▶ _Exercise objective_
Below are some records; return each one exactly.

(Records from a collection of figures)

>> begin

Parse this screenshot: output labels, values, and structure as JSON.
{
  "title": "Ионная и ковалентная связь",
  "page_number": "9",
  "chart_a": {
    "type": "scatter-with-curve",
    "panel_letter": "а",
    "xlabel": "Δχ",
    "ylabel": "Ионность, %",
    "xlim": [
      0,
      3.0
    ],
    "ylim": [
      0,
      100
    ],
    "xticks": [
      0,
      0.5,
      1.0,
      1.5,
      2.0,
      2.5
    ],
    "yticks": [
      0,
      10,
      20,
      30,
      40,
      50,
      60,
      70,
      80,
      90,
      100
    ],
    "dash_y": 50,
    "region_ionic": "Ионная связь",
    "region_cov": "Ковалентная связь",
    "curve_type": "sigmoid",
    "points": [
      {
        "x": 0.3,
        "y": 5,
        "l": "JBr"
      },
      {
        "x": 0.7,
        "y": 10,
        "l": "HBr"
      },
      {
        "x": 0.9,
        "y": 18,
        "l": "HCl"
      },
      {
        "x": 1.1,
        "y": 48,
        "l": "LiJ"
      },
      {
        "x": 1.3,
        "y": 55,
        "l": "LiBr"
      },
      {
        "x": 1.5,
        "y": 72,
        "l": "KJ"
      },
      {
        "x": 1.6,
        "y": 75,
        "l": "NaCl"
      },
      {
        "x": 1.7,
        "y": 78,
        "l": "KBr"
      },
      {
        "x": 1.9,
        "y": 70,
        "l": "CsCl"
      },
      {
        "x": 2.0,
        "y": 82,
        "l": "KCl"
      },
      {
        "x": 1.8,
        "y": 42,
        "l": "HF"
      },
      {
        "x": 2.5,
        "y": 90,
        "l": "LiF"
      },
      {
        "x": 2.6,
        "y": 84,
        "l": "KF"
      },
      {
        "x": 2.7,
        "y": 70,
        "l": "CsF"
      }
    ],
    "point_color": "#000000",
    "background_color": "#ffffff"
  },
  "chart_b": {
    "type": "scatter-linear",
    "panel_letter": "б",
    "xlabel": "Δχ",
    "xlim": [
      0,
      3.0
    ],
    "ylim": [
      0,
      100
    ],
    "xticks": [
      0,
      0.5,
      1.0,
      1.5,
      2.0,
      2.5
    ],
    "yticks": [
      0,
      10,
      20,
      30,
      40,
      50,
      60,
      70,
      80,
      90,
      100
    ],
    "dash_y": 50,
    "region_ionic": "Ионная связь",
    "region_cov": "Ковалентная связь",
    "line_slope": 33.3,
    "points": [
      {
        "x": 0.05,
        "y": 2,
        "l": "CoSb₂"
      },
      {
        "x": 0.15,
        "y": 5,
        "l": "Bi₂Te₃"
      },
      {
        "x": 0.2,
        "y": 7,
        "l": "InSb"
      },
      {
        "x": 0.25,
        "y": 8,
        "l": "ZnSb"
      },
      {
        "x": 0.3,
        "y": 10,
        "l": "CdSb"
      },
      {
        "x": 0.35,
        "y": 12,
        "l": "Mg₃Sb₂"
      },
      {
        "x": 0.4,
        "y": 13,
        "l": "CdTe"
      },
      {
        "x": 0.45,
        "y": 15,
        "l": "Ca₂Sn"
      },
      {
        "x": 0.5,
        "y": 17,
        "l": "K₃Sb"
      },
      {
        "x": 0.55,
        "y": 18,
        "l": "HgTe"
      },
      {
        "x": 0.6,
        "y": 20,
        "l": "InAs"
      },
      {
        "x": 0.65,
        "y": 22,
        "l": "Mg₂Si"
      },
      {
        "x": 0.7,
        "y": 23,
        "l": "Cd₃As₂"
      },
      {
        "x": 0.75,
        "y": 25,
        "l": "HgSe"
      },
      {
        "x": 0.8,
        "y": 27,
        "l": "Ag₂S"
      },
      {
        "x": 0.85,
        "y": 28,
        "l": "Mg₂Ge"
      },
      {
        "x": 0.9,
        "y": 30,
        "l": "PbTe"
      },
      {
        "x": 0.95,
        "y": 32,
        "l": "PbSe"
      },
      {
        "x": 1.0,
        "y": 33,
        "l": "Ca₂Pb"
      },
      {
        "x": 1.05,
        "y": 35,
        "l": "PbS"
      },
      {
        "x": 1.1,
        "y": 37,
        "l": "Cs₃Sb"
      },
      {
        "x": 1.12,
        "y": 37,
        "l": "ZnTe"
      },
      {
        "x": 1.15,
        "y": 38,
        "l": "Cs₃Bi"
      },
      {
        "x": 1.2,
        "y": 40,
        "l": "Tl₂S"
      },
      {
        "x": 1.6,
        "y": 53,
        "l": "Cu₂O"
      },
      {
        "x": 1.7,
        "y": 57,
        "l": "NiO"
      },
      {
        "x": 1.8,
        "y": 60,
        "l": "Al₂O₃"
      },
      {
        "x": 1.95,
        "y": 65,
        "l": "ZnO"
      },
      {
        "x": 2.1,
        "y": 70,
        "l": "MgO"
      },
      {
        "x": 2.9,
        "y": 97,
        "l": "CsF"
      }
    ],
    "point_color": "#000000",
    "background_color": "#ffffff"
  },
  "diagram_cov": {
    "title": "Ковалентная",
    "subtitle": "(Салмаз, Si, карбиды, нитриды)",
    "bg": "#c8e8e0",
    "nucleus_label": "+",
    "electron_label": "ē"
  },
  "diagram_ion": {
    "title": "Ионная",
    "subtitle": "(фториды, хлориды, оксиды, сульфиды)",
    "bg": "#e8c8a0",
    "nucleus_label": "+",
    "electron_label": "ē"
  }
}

>> end

▶ _Exercise response_
Parse this screenshot: output labels, values, and structure as JSON.
{
  "title": "Ионная и ковалентная связь",
  "page_number": "9",
  "chart_a": {
    "type": "scatter-with-curve",
    "panel_letter": "а",
    "xlabel": "Δχ",
    "ylabel": "Ионность, %",
    "xlim": [
      0,
      3.0
    ],
    "ylim": [
      0,
      100
    ],
    "xticks": [
      0,
      0.5,
      1.0,
      1.5,
      2.0,
      2.5
    ],
    "yticks": [
      0,
      10,
      20,
      30,
      40,
      50,
      60,
      70,
      80,
      90,
      100
    ],
    "dash_y": 50,
    "region_ionic": "Ионная связь",
    "region_cov": "Ковалентная связь",
    "curve_type": "sigmoid",
    "points": [
      {
        "x": 0.3,
        "y": 5,
        "l": "JBr"
      },
      {
        "x": 0.7,
        "y": 10,
        "l": "HBr"
      },
      {
        "x": 0.9,
        "y": 18,
        "l": "HCl"
      },
      {
        "x": 1.1,
        "y": 48,
        "l": "LiJ"
      },
      {
        "x": 1.3,
        "y": 55,
        "l": "LiBr"
      },
      {
        "x": 1.5,
        "y": 72,
        "l": "KJ"
      },
      {
        "x": 1.6,
        "y": 75,
        "l": "NaCl"
      },
      {
        "x": 1.7,
        "y": 78,
        "l": "KBr"
      },
      {
        "x": 1.9,
        "y": 70,
        "l": "CsCl"
      },
      {
        "x": 2.0,
        "y": 82,
        "l": "KCl"
      },
      {
        "x": 1.8,
        "y": 42,
        "l": "HF"
      },
      {
        "x": 2.5,
        "y": 90,
        "l": "LiF"
      },
      {
        "x": 2.6,
        "y": 84,
        "l": "KF"
      },
      {
        "x": 2.7,
        "y": 70,
        "l": "CsF"
      }
    ],
    "point_color": "#000000",
    "background_color": "#ffffff"
  },
  "chart_b": {
    "type": "scatter-linear",
    "panel_letter": "б",
    "xlabel": "Δχ",
    "xlim": [
      0,
      3.0
    ],
    "ylim": [
      0,
      100
    ],
    "xticks": [
      0,
      0.5,
      1.0,
      1.5,
      2.0,
      2.5
    ],
    "yticks": [
      0,
      10,
      20,
      30,
      40,
      50,
      60,
      70,
      80,
      90,
      100
    ],
    "dash_y": 50,
    "region_ionic": "Ионная связь",
    "region_cov": "Ковалентная связь",
    "line_slope": 33.3,
    "points": [
      {
        "x": 0.05,
        "y": 2,
        "l": "CoSb₂"
      },
      {
        "x": 0.15,
        "y": 5,
        "l": "Bi₂Te₃"
      },
      {
        "x": 0.2,
        "y": 7,
        "l": "InSb"
      },
      {
        "x": 0.25,
        "y": 8,
        "l": "ZnSb"
      },
      {
        "x": 0.3,
        "y": 10,
        "l": "CdSb"
      },
      {
        "x": 0.35,
        "y": 12,
        "l": "Mg₃Sb₂"
      },
      {
        "x": 0.4,
        "y": 13,
        "l": "CdTe"
      },
      {
        "x": 0.45,
        "y": 15,
        "l": "Ca₂Sn"
      },
      {
        "x": 0.5,
        "y": 17,
        "l": "K₃Sb"
      },
      {
        "x": 0.55,
        "y": 18,
        "l": "HgTe"
      },
      {
        "x": 0.6,
        "y": 20,
        "l": "InAs"
      },
      {
        "x": 0.65,
        "y": 22,
        "l": "Mg₂Si"
      },
      {
        "x": 0.7,
        "y": 23,
        "l": "Cd₃As₂"
      },
      {
        "x": 0.75,
        "y": 25,
        "l": "HgSe"
      },
      {
        "x": 0.8,
        "y": 27,
        "l": "Ag₂S"
      },
      {
        "x": 0.85,
        "y": 28,
        "l": "Mg₂Ge"
      },
      {
        "x": 0.9,
        "y": 30,
        "l": "PbTe"
      },
      {
        "x": 0.95,
        "y": 32,
        "l": "PbSe"
      },
      {
        "x": 1.0,
        "y": 33,
        "l": "Ca₂Pb"
      },
      {
        "x": 1.05,
        "y": 35,
        "l": "PbS"
      },
      {
        "x": 1.1,
        "y": 37,
        "l": "Cs₃Sb"
      },
      {
        "x": 1.12,
        "y": 37,
        "l": "ZnTe"
      },
      {
        "x": 1.15,
        "y": 38,
        "l": "Cs₃Bi"
      },
      {
        "x": 1.2,
        "y": 40,
        "l": "Tl₂S"
      },
      {
        "x": 1.6,
        "y": 53,
        "l": "Cu₂O"
      },
      {
        "x": 1.7,
        "y": 57,
        "l": "NiO"
      },
      {
        "x": 1.8,
        "y": 60,
        "l": "Al₂O₃"
      },
      {
        "x": 1.95,
        "y": 65,
        "l": "ZnO"
      },
      {
        "x": 2.1,
        "y": 70,
        "l": "MgO"
      },
      {
        "x": 2.9,
        "y": 97,
        "l": "CsF"
      }
    ],
    "point_color": "#000000",
    "background_color": "#ffffff"
  },
  "diagram_cov": {
    "title": "Ковалентная",
    "subtitle": "(Салмаз, Si, карбиды, нитриды)",
    "bg": "#c8e8e0",
    "nucleus_label": "+",
    "electron_label": "ē"
  },
  "diagram_ion": {
    "title": "Ионная",
    "subtitle": "(фториды, хлориды, оксиды, сульфиды)",
    "bg": "#e8c8a0",
    "nucleus_label": "+",
    "electron_label": "ē"
  }
}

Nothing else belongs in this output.